- _PROBLEM TO WORK ON_: Your task is to copy every line of this material exactly.

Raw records
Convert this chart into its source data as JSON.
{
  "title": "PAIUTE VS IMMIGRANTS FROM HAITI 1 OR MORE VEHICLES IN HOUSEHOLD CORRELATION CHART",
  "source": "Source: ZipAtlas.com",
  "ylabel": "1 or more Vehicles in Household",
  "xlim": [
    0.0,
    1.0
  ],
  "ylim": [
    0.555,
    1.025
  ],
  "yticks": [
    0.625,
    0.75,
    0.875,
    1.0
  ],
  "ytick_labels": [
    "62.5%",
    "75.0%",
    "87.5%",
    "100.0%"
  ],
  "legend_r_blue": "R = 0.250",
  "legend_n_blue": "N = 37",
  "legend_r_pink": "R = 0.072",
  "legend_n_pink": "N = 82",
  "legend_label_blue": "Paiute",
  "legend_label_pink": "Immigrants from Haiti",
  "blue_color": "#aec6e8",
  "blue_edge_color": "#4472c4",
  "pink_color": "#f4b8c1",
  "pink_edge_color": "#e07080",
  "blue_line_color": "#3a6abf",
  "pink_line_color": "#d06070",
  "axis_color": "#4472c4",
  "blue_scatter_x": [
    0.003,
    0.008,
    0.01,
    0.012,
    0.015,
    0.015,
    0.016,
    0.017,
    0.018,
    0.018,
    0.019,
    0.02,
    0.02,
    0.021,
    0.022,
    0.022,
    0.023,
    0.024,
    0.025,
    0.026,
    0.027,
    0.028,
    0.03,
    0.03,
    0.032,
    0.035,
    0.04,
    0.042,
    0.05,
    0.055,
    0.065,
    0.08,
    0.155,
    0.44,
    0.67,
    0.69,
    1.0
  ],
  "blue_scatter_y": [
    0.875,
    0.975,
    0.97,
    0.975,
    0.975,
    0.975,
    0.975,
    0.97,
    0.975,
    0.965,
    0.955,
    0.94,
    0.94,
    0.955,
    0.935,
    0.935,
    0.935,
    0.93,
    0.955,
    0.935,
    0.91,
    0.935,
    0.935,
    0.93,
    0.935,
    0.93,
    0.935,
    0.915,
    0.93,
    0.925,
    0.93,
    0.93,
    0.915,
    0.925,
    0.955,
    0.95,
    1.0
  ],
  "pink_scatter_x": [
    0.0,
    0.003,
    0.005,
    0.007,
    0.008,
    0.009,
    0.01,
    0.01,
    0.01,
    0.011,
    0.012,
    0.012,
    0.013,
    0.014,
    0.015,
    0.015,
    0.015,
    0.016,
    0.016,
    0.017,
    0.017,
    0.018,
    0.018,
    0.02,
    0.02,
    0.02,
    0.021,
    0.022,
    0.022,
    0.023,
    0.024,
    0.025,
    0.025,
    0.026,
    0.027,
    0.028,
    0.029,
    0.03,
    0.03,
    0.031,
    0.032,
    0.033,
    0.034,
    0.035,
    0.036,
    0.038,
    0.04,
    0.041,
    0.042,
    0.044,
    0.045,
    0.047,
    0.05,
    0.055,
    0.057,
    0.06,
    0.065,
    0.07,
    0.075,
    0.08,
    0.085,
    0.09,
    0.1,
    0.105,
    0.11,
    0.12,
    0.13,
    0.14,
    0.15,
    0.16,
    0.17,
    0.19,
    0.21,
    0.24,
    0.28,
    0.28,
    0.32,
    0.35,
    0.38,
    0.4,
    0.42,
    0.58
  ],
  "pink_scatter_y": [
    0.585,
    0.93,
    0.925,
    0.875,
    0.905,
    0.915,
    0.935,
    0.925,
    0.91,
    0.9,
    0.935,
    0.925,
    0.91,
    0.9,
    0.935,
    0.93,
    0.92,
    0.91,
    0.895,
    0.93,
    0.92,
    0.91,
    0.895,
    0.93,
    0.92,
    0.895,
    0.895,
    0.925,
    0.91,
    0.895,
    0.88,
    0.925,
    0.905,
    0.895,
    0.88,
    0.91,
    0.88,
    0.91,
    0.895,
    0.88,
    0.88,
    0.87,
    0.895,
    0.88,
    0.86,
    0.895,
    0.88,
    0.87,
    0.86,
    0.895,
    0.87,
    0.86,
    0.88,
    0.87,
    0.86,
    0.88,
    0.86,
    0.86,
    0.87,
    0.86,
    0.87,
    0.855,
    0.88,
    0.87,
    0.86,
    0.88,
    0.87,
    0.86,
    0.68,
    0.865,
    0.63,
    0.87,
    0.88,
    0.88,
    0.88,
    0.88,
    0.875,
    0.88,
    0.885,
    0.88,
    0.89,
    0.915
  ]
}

- _EXERCISE RESPONSE_:
Convert this chart into its source data as JSON.
{
  "title": "PAIUTE VS IMMIGRANTS FROM HAITI 1 OR MORE VEHICLES IN HOUSEHOLD CORRELATION CHART",
  "source": "Source: ZipAtlas.com",
  "ylabel": "1 or more Vehicles in Household",
  "xlim": [
    0.0,
    1.0
  ],
  "ylim": [
    0.555,
    1.025
  ],
  "yticks": [
    0.625,
    0.75,
    0.875,
    1.0
  ],
  "ytick_labels": [
    "62.5%",
    "75.0%",
    "87.5%",
    "100.0%"
  ],
  "legend_r_blue": "R = 0.250",
  "legend_n_blue": "N = 37",
  "legend_r_pink": "R = 0.072",
  "legend_n_pink": "N = 82",
  "legend_label_blue": "Paiute",
  "legend_label_pink": "Immigrants from Haiti",
  "blue_color": "#aec6e8",
  "blue_edge_color": "#4472c4",
  "pink_color": "#f4b8c1",
  "pink_edge_color": "#e07080",
  "blue_line_color": "#3a6abf",
  "pink_line_color": "#d06070",
  "axis_color": "#4472c4",
  "blue_scatter_x": [
    0.003,
    0.008,
    0.01,
    0.012,
    0.015,
    0.015,
    0.016,
    0.017,
    0.018,
    0.018,
    0.019,
    0.02,
    0.02,
    0.021,
    0.022,
    0.022,
    0.023,
    0.024,
    0.025,
    0.026,
    0.027,
    0.028,
    0.03,
    0.03,
    0.032,
    0.035,
    0.04,
    0.042,
    0.05,
    0.055,
    0.065,
    0.08,
    0.155,
    0.44,
    0.67,
    0.69,
    1.0
  ],
  "blue_scatter_y": [
    0.875,
    0.975,
    0.97,
    0.975,
    0.975,
    0.975,
    0.975,
    0.97,
    0.975,
    0.965,
    0.955,
    0.94,
    0.94,
    0.955,
    0.935,
    0.935,
    0.935,
    0.93,
    0.955,
    0.935,
    0.91,
    0.935,
    0.935,
    0.93,
    0.935,
    0.93,
    0.935,
    0.915,
    0.93,
    0.925,
    0.93,
    0.93,
    0.915,
    0.925,
    0.955,
    0.95,
    1.0
  ],
  "pink_scatter_x": [
    0.0,
    0.003,
    0.005,
    0.007,
    0.008,
    0.009,
    0.01,
    0.01,
    0.01,
    0.011,
    0.012,
    0.012,
    0.013,
    0.014,
    0.015,
    0.015,
    0.015,
    0.016,
    0.016,
    0.017,
    0.017,
    0.018,
    0.018,
    0.02,
    0.02,
    0.02,
    0.021,
    0.022,
    0.022,
    0.023,
    0.024,
    0.025,
    0.025,
    0.026,
    0.027,
    0.028,
    0.029,
    0.03,
    0.03,
    0.031,
    0.032,
    0.033,
    0.034,
    0.035,
    0.036,
    0.038,
    0.04,
    0.041,
    0.042,
    0.044,
    0.045,
    0.047,
    0.05,
    0.055,
    0.057,
    0.06,
    0.065,
    0.07,
    0.075,
    0.08,
    0.085,
    0.09,
    0.1,
    0.105,
    0.11,
    0.12,
    0.13,
    0.14,
    0.15,
    0.16,
    0.17,
    0.19,
    0.21,
    0.24,
    0.28,
    0.28,
    0.32,
    0.35,
    0.38,
    0.4,
    0.42,
    0.58
  ],
  "pink_scatter_y": [
    0.585,
    0.93,
    0.925,
    0.875,
    0.905,
    0.915,
    0.935,
    0.925,
    0.91,
    0.9,
    0.935,
    0.925,
    0.91,
    0.9,
    0.935,
    0.93,
    0.92,
    0.91,
    0.895,
    0.93,
    0.92,
    0.91,
    0.895,
    0.93,
    0.92,
    0.895,
    0.895,
    0.925,
    0.91,
    0.895,
    0.88,
    0.925,
    0.905,
    0.895,
    0.88,
    0.91,
    0.88,
    0.91,
    0.895,
    0.88,
    0.88,
    0.87,
    0.895,
    0.88,
    0.86,
    0.895,
    0.88,
    0.87,
    0.86,
    0.895,
    0.87,
    0.86,
    0.88,
    0.87,
    0.86,
    0.88,
    0.86,
    0.86,
    0.87,
    0.86,
    0.87,
    0.855,
    0.88,
    0.87,
    0.86,
    0.88,
    0.87,
    0.86,
    0.68,
    0.865,
    0.63,
    0.87,
    0.88,
    0.88,
    0.88,
    0.88,
    0.875,
    0.88,
    0.885,
    0.88,
    0.89,
    0.915
  ]
}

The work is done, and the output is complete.